_Text_.

The Department stated that the applicant's application was assessed in the same way as all other applicants and that he was not appointed to the roster. It stated that the basis of the applicant's subsequent appeals relate to the fact that in the preliminary announcement, there had been an indication that applicants would be interviewed prior to appointment and that if he had known there was to be no interview, he would have submitted additional information in his application.
The Department added that since 2013, the applicant has submitted numerous requests for reviews and additional information through various channels directly to officials and also to the Minister and the Minister of State's Office. It stated that he has been formally and repeatedly informed that he is not a member of the election roster and despite this, he has submitted six applications in 2014 and 2015 to officials and the Minister of State's Office requesting that he be nominated as an election observer.
According to the Department, the applicant has made 11 FOI requests to it since 2013 relating to the roster, including the request under review. Essentially, the Department is of the view that the requests submitted by the applicant, including the one currently under review, form part of a long-running and unsuccessful pursuit of his grievance concerning his unsuccessful application to be part of the roster in 2013. It argued that there is evidence of a clear and repeated pattern of conduct and communications relating to the roster, which has passed the stage of reasonableness and which the Department now considers to be vexatious. It stated that the pattern of conduct included the following:
Applying to attend a Training Course for the members of the new roster in 2013, despite not being a member
Making six requests to be nominated on missions in 2014-2015, despite not being on the official roster
Applying for statements of reasons under section 10 of the FOI Act when the Department informed him that he was not eligible to be nominated to the missions as he was not on the official roster
Submitting 11 FOI requests since 2013 relating to the roster, including requests for records containing the personal information of third parties, such as individual application forms
Making applications for internal review of the Department's decisions and applications for review to this Office where the Commissioner upheld the Department's decisions in most cases
Making a complaint to the Ombudsman
Making requests to the Minister of State to meet to discuss various issues relating to the roster
Submitting Parliamentary Questions (PQs) relating to the roster. The Department stated that 20 were submitted, many of which it believes were raised on the applicant's behalf, and in some cases mirror his FOI requests
Making data protection requests to the Department relating to the roster
Enquiring whether the Department would fund participation on a post graduate election observation course
Travelling to Sri Lanka and acting as an unofficial election observer in 2015 and then seeking to be paid the grant at issue
Appealing the decision not to pay him the grant
Raising issues with the Department in relation to the payment of the grant to a specified election observer when it wasn't paid to him and meeting with Department officials to discuss this issue
Making an FOI request for access to records relating to the payment and administration of the grant
The Department stated that the current request under review relates to a particular member of the roster who was nominated as an observer to the Sri Lankan mission and paid the €600 grant. This member was also selected by the European Commission as a Core Team Member, which I understand attracts a fee and allowances, which are paid by the Commission. The Department stated that the applicant raised issues relating to the payment of the grant to this member of the roster and met with Department officials to clarify. It contended that his submission of an FOI request relating to the same issue, when it had considered that the matter had been adequately dealt with at the meeting, demonstrated an unwillingness on the part of the applicant to cooperate with the Department.

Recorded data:
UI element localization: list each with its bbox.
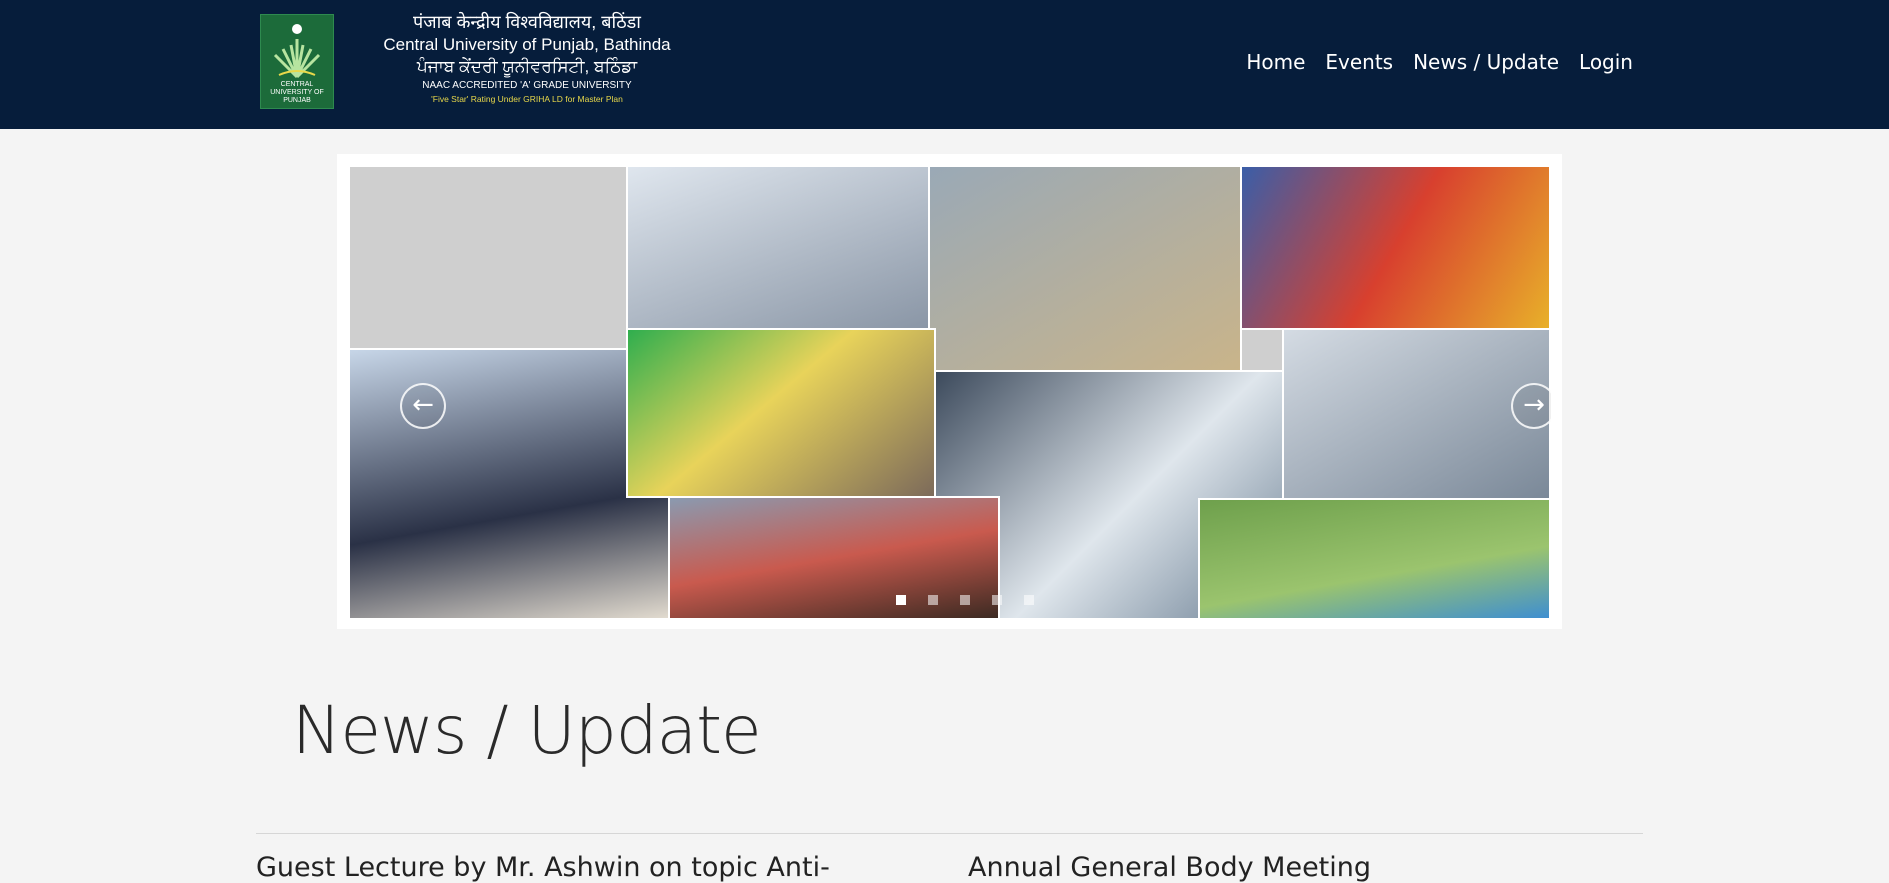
page-title: News / Update (292, 692, 762, 769)
carousel-indicators (896, 595, 1034, 605)
photo-cultural-dance (1240, 165, 1551, 330)
accreditation-text: NAAC ACCREDITED 'A' GRADE UNIVERSITY (422, 80, 632, 91)
divider (256, 833, 1643, 834)
nav-home[interactable]: Home (1246, 50, 1305, 74)
university-name-punjabi: ਪੰਜਾਬ ਕੇਂਦਰੀ ਯੂਨੀਵਰਸਿਟੀ, ਬਠਿੰਡਾ (416, 57, 638, 76)
carousel-next-button[interactable]: → (1511, 383, 1551, 429)
university-name-english: Central University of Punjab, Bathinda (383, 35, 671, 54)
news-item-title[interactable]: Annual General Body Meeting (968, 852, 1371, 883)
university-name-hindi: पंजाब केन्द्रीय विश्वविद्यालय, बठिंडा (413, 12, 641, 32)
nav-events[interactable]: Events (1325, 50, 1393, 74)
news-item-title[interactable]: Guest Lecture by Mr. Ashwin on topic Ant… (256, 852, 830, 883)
photo-yoga-session (1198, 498, 1551, 620)
photo-gym (1282, 328, 1551, 500)
top-navbar: CENTRAL UNIVERSITY OF PUNJAB पंजाब केन्द… (0, 0, 1889, 129)
carousel-indicator-3[interactable] (960, 595, 970, 605)
carousel-slide: ← → (348, 165, 1551, 620)
arrow-left-icon: ← (412, 390, 434, 420)
nav-news-update[interactable]: News / Update (1413, 50, 1559, 74)
carousel-indicator-2[interactable] (928, 595, 938, 605)
carousel-indicator-1[interactable] (896, 595, 906, 605)
photo-library (928, 165, 1242, 372)
photo-classroom (626, 328, 936, 498)
photo-students-talking (348, 165, 628, 350)
image-carousel: ← → (337, 154, 1562, 629)
logo-caption: CENTRAL UNIVERSITY OF PUNJAB (270, 81, 324, 104)
carousel-indicator-4[interactable] (992, 595, 1002, 605)
carousel-indicator-5[interactable] (1024, 595, 1034, 605)
nav-login[interactable]: Login (1579, 50, 1633, 74)
university-name-block: पंजाब केन्द्रीय विश्वविद्यालय, बठिंडा Ce… (362, 10, 692, 105)
griha-rating-text: 'Five Star' Rating Under GRIHA LD for Ma… (431, 94, 623, 104)
main-nav: Home Events News / Update Login (1246, 50, 1633, 74)
grass-emblem-icon (273, 24, 321, 79)
photo-computer-lab (626, 165, 930, 330)
arrow-right-icon: → (1523, 390, 1545, 420)
university-logo[interactable]: CENTRAL UNIVERSITY OF PUNJAB (260, 14, 334, 109)
carousel-prev-button[interactable]: ← (400, 383, 446, 429)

_What is needed_. For each statement below, answer yes or no according to the text about the election roster applicant, and quote the exact words of the text that settle it. 1. The applicant has made 11 FOI requests to the Department since 2013. 2. The applicant was interviewed before being turned down for the roster. 3. The roster member named in the current request was paid the €600 grant.

_Answer to the task_.
1. Yes: "the applicant has made 11 FOI requests to it since 2013 relating to the roster"
2. No: "if he had known there was to be no interview, he would have submitted additional information in his application"
3. Yes: "was nominated as an observer to the Sri Lankan mission and paid the €600 grant"